Data to use>
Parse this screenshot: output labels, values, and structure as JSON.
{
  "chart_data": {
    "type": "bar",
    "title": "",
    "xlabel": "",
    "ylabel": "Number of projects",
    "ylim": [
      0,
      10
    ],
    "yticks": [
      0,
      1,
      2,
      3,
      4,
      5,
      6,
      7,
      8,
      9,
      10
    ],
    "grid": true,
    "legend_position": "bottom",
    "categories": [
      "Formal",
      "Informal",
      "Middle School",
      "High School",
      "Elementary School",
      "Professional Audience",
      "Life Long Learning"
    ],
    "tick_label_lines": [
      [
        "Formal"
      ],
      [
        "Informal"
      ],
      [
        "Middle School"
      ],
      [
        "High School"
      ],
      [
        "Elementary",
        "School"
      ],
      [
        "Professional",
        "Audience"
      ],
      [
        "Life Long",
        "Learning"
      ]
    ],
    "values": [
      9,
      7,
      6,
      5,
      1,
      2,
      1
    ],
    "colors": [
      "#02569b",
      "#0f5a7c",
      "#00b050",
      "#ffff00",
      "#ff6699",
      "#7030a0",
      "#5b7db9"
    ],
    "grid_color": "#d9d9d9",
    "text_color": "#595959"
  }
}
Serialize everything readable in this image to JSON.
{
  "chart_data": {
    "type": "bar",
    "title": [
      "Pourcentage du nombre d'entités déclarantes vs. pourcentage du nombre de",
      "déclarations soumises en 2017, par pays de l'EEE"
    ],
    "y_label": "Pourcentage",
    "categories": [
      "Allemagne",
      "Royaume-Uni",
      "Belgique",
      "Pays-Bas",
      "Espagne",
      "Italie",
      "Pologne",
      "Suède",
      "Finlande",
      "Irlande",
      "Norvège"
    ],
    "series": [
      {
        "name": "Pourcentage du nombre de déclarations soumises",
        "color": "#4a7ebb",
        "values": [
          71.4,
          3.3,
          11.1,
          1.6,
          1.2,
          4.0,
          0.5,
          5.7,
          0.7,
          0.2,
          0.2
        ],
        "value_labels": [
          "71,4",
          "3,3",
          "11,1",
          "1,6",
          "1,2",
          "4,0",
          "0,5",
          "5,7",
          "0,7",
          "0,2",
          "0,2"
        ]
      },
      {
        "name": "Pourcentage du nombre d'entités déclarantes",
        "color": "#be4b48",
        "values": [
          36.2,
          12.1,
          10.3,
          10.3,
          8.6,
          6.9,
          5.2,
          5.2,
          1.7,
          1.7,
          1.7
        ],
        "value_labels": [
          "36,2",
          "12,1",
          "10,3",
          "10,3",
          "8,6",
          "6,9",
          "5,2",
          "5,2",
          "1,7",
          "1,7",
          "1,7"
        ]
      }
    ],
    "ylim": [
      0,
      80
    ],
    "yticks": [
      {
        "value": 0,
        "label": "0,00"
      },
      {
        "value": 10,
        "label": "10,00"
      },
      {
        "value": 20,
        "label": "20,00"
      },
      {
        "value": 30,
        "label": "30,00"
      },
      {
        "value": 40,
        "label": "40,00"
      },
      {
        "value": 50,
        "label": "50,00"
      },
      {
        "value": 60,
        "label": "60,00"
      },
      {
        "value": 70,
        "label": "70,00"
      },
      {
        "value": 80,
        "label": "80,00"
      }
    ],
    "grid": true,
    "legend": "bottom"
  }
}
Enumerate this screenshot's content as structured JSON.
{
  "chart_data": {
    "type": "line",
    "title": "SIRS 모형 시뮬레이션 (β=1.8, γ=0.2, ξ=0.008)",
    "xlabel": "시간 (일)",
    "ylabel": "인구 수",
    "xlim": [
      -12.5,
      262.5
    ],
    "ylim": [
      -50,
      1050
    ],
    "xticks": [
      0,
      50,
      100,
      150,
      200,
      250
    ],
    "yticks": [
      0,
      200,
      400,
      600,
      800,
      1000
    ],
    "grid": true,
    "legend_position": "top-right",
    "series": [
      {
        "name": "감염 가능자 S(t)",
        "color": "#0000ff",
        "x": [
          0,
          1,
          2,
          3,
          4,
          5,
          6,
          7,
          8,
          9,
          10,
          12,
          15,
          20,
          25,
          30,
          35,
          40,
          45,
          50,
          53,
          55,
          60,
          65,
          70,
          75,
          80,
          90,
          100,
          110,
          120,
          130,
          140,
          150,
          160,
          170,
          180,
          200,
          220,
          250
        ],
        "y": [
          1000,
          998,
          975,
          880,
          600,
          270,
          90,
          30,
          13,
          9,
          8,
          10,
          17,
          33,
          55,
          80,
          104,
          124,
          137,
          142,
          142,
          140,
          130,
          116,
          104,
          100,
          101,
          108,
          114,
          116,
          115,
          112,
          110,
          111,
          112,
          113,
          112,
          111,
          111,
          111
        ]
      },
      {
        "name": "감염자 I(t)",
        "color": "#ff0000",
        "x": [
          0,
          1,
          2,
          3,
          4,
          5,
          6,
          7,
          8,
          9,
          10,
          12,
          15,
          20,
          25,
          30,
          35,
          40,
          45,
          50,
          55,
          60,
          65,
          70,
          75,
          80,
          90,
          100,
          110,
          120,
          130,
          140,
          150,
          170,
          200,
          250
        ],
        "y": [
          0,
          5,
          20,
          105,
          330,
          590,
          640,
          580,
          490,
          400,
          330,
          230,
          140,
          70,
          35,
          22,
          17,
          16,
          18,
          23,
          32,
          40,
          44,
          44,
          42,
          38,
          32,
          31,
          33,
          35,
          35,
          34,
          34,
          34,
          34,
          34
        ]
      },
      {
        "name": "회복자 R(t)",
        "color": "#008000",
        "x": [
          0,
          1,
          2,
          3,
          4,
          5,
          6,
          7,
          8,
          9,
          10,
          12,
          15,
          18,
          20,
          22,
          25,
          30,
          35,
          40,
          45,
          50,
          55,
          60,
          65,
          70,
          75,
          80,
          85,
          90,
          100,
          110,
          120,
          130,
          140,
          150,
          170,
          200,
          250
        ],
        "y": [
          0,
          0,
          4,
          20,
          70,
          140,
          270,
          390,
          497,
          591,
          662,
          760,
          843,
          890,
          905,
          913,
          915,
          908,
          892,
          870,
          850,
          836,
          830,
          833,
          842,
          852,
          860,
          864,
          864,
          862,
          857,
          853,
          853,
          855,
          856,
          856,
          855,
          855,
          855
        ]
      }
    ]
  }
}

Problem statement>
All of the data must be returned exactly.

The output>
Parse this screenshot: output labels, values, and structure as JSON.
{
  "chart_data": {
    "type": "bar",
    "title": "",
    "xlabel": "",
    "ylabel": "Number of projects",
    "ylim": [
      0,
      10
    ],
    "yticks": [
      0,
      1,
      2,
      3,
      4,
      5,
      6,
      7,
      8,
      9,
      10
    ],
    "grid": true,
    "legend_position": "bottom",
    "categories": [
      "Formal",
      "Informal",
      "Middle School",
      "High School",
      "Elementary School",
      "Professional Audience",
      "Life Long Learning"
    ],
    "tick_label_lines": [
      [
        "Formal"
      ],
      [
        "Informal"
      ],
      [
        "Middle School"
      ],
      [
        "High School"
      ],
      [
        "Elementary",
        "School"
      ],
      [
        "Professional",
        "Audience"
      ],
      [
        "Life Long",
        "Learning"
      ]
    ],
    "values": [
      9,
      7,
      6,
      5,
      1,
      2,
      1
    ],
    "colors": [
      "#02569b",
      "#0f5a7c",
      "#00b050",
      "#ffff00",
      "#ff6699",
      "#7030a0",
      "#5b7db9"
    ],
    "grid_color": "#d9d9d9",
    "text_color": "#595959"
  }
}
Serialize everything readable in this image to JSON.
{
  "chart_data": {
    "type": "bar",
    "title": [
      "Pourcentage du nombre d'entités déclarantes vs. pourcentage du nombre de",
      "déclarations soumises en 2017, par pays de l'EEE"
    ],
    "y_label": "Pourcentage",
    "categories": [
      "Allemagne",
      "Royaume-Uni",
      "Belgique",
      "Pays-Bas",
      "Espagne",
      "Italie",
      "Pologne",
      "Suède",
      "Finlande",
      "Irlande",
      "Norvège"
    ],
    "series": [
      {
        "name": "Pourcentage du nombre de déclarations soumises",
        "color": "#4a7ebb",
        "values": [
          71.4,
          3.3,
          11.1,
          1.6,
          1.2,
          4.0,
          0.5,
          5.7,
          0.7,
          0.2,
          0.2
        ],
        "value_labels": [
          "71,4",
          "3,3",
          "11,1",
          "1,6",
          "1,2",
          "4,0",
          "0,5",
          "5,7",
          "0,7",
          "0,2",
          "0,2"
        ]
      },
      {
        "name": "Pourcentage du nombre d'entités déclarantes",
        "color": "#be4b48",
        "values": [
          36.2,
          12.1,
          10.3,
          10.3,
          8.6,
          6.9,
          5.2,
          5.2,
          1.7,
          1.7,
          1.7
        ],
        "value_labels": [
          "36,2",
          "12,1",
          "10,3",
          "10,3",
          "8,6",
          "6,9",
          "5,2",
          "5,2",
          "1,7",
          "1,7",
          "1,7"
        ]
      }
    ],
    "ylim": [
      0,
      80
    ],
    "yticks": [
      {
        "value": 0,
        "label": "0,00"
      },
      {
        "value": 10,
        "label": "10,00"
      },
      {
        "value": 20,
        "label": "20,00"
      },
      {
        "value": 30,
        "label": "30,00"
      },
      {
        "value": 40,
        "label": "40,00"
      },
      {
        "value": 50,
        "label": "50,00"
      },
      {
        "value": 60,
        "label": "60,00"
      },
      {
        "value": 70,
        "label": "70,00"
      },
      {
        "value": 80,
        "label": "80,00"
      }
    ],
    "grid": true,
    "legend": "bottom"
  }
}
Enumerate this screenshot's content as structured JSON.
{
  "chart_data": {
    "type": "line",
    "title": "SIRS 모형 시뮬레이션 (β=1.8, γ=0.2, ξ=0.008)",
    "xlabel": "시간 (일)",
    "ylabel": "인구 수",
    "xlim": [
      -12.5,
      262.5
    ],
    "ylim": [
      -50,
      1050
    ],
    "xticks": [
      0,
      50,
      100,
      150,
      200,
      250
    ],
    "yticks": [
      0,
      200,
      400,
      600,
      800,
      1000
    ],
    "grid": true,
    "legend_position": "top-right",
    "series": [
      {
        "name": "감염 가능자 S(t)",
        "color": "#0000ff",
        "x": [
          0,
          1,
          2,
          3,
          4,
          5,
          6,
          7,
          8,
          9,
          10,
          12,
          15,
          20,
          25,
          30,
          35,
          40,
          45,
          50,
          53,
          55,
          60,
          65,
          70,
          75,
          80,
          90,
          100,
          110,
          120,
          130,
          140,
          150,
          160,
          170,
          180,
          200,
          220,
          250
        ],
        "y": [
          1000,
          998,
          975,
          880,
          600,
          270,
          90,
          30,
          13,
          9,
          8,
          10,
          17,
          33,
          55,
          80,
          104,
          124,
          137,
          142,
          142,
          140,
          130,
          116,
          104,
          100,
          101,
          108,
          114,
          116,
          115,
          112,
          110,
          111,
          112,
          113,
          112,
          111,
          111,
          111
        ]
      },
      {
        "name": "감염자 I(t)",
        "color": "#ff0000",
        "x": [
          0,
          1,
          2,
          3,
          4,
          5,
          6,
          7,
          8,
          9,
          10,
          12,
          15,
          20,
          25,
          30,
          35,
          40,
          45,
          50,
          55,
          60,
          65,
          70,
          75,
          80,
          90,
          100,
          110,
          120,
          130,
          140,
          150,
          170,
          200,
          250
        ],
        "y": [
          0,
          5,
          20,
          105,
          330,
          590,
          640,
          580,
          490,
          400,
          330,
          230,
          140,
          70,
          35,
          22,
          17,
          16,
          18,
          23,
          32,
          40,
          44,
          44,
          42,
          38,
          32,
          31,
          33,
          35,
          35,
          34,
          34,
          34,
          34,
          34
        ]
      },
      {
        "name": "회복자 R(t)",
        "color": "#008000",
        "x": [
          0,
          1,
          2,
          3,
          4,
          5,
          6,
          7,
          8,
          9,
          10,
          12,
          15,
          18,
          20,
          22,
          25,
          30,
          35,
          40,
          45,
          50,
          55,
          60,
          65,
          70,
          75,
          80,
          85,
          90,
          100,
          110,
          120,
          130,
          140,
          150,
          170,
          200,
          250
        ],
        "y": [
          0,
          0,
          4,
          20,
          70,
          140,
          270,
          390,
          497,
          591,
          662,
          760,
          843,
          890,
          905,
          913,
          915,
          908,
          892,
          870,
          850,
          836,
          830,
          833,
          842,
          852,
          860,
          864,
          864,
          862,
          857,
          853,
          853,
          855,
          856,
          856,
          855,
          855,
          855
        ]
      }
    ]
  }
}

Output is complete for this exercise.